=== GOAL ===
Identify every line containing the word "name" and reproduce each one.
------------------------
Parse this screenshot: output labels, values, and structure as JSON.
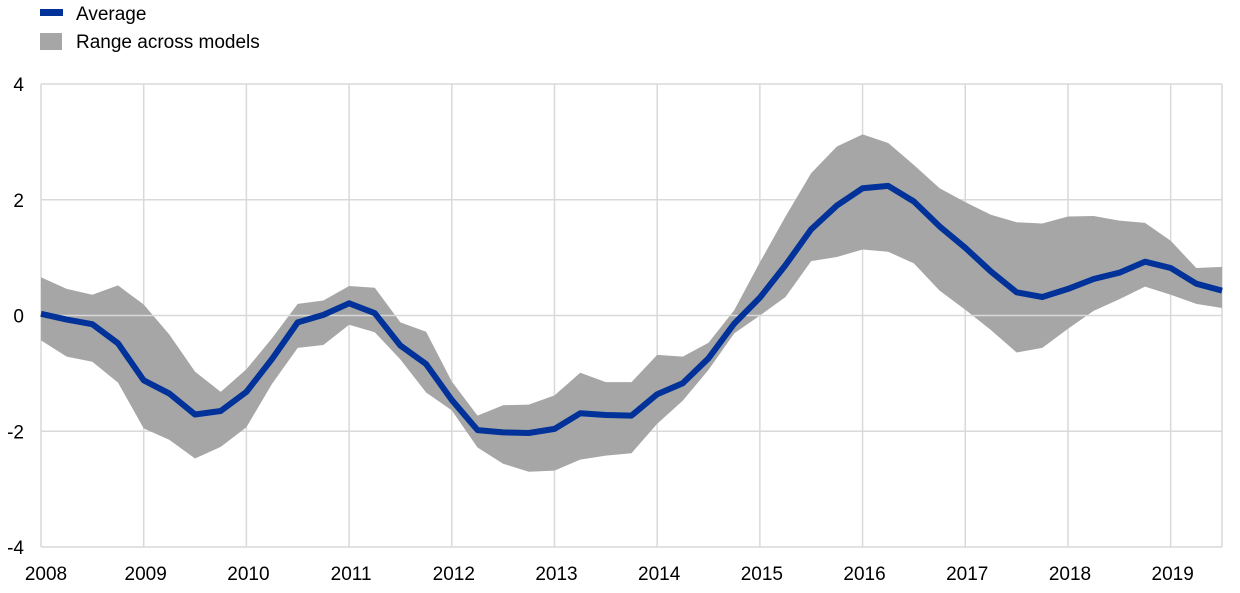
{
  "chart_data": {
    "type": "line",
    "title": "",
    "xlabel": "",
    "ylabel": "",
    "ylim": [
      -4,
      4
    ],
    "xlim": [
      2008,
      2019.5
    ],
    "y_ticks": [
      "4",
      "2",
      "0",
      "-2",
      "-4"
    ],
    "x_ticks": [
      "2008",
      "2009",
      "2010",
      "2011",
      "2012",
      "2013",
      "2014",
      "2015",
      "2016",
      "2017",
      "2018",
      "2019"
    ],
    "grid": "vertical and horizontal",
    "legend_position": "top-left",
    "colors": {
      "average": "#003299",
      "range": "#a6a6a6",
      "grid": "#d9d9d9"
    },
    "legend": [
      {
        "label": "Average",
        "symbol": "line"
      },
      {
        "label": "Range across models",
        "symbol": "square"
      }
    ],
    "x": [
      2008.0,
      2008.25,
      2008.5,
      2008.75,
      2009.0,
      2009.25,
      2009.5,
      2009.75,
      2010.0,
      2010.25,
      2010.5,
      2010.75,
      2011.0,
      2011.25,
      2011.5,
      2011.75,
      2012.0,
      2012.25,
      2012.5,
      2012.75,
      2013.0,
      2013.25,
      2013.5,
      2013.75,
      2014.0,
      2014.25,
      2014.5,
      2014.75,
      2015.0,
      2015.25,
      2015.5,
      2015.75,
      2016.0,
      2016.25,
      2016.5,
      2016.75,
      2017.0,
      2017.25,
      2017.5,
      2017.75,
      2018.0,
      2018.25,
      2018.5,
      2018.75,
      2019.0,
      2019.25,
      2019.5
    ],
    "series": [
      {
        "name": "Average",
        "kind": "line",
        "values": [
          0.03,
          -0.07,
          -0.15,
          -0.48,
          -1.12,
          -1.35,
          -1.71,
          -1.65,
          -1.32,
          -0.75,
          -0.12,
          0.01,
          0.21,
          0.04,
          -0.52,
          -0.84,
          -1.46,
          -1.98,
          -2.02,
          -2.03,
          -1.96,
          -1.69,
          -1.72,
          -1.73,
          -1.36,
          -1.17,
          -0.74,
          -0.14,
          0.31,
          0.87,
          1.49,
          1.9,
          2.2,
          2.24,
          1.97,
          1.54,
          1.17,
          0.76,
          0.4,
          0.32,
          0.46,
          0.63,
          0.74,
          0.93,
          0.82,
          0.55,
          0.43
        ]
      },
      {
        "name": "Range across models",
        "kind": "band",
        "low": [
          -0.43,
          -0.71,
          -0.8,
          -1.16,
          -1.95,
          -2.15,
          -2.47,
          -2.27,
          -1.93,
          -1.18,
          -0.56,
          -0.51,
          -0.16,
          -0.29,
          -0.76,
          -1.33,
          -1.64,
          -2.28,
          -2.56,
          -2.7,
          -2.68,
          -2.49,
          -2.42,
          -2.38,
          -1.87,
          -1.47,
          -0.94,
          -0.31,
          0.0,
          0.32,
          0.94,
          1.01,
          1.14,
          1.1,
          0.9,
          0.43,
          0.1,
          -0.25,
          -0.64,
          -0.56,
          -0.23,
          0.08,
          0.28,
          0.5,
          0.36,
          0.2,
          0.13
        ],
        "high": [
          0.66,
          0.46,
          0.36,
          0.52,
          0.19,
          -0.33,
          -0.97,
          -1.32,
          -0.93,
          -0.39,
          0.2,
          0.26,
          0.51,
          0.48,
          -0.12,
          -0.28,
          -1.14,
          -1.73,
          -1.55,
          -1.54,
          -1.38,
          -0.99,
          -1.15,
          -1.15,
          -0.68,
          -0.71,
          -0.47,
          0.09,
          0.92,
          1.71,
          2.46,
          2.92,
          3.13,
          2.98,
          2.6,
          2.2,
          1.96,
          1.74,
          1.61,
          1.59,
          1.71,
          1.72,
          1.64,
          1.6,
          1.29,
          0.82,
          0.84
        ]
      }
    ]
  }
}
------------------------
=== EXERCISE OUTPUT ===
        "name": "Average",
        "name": "Range across models",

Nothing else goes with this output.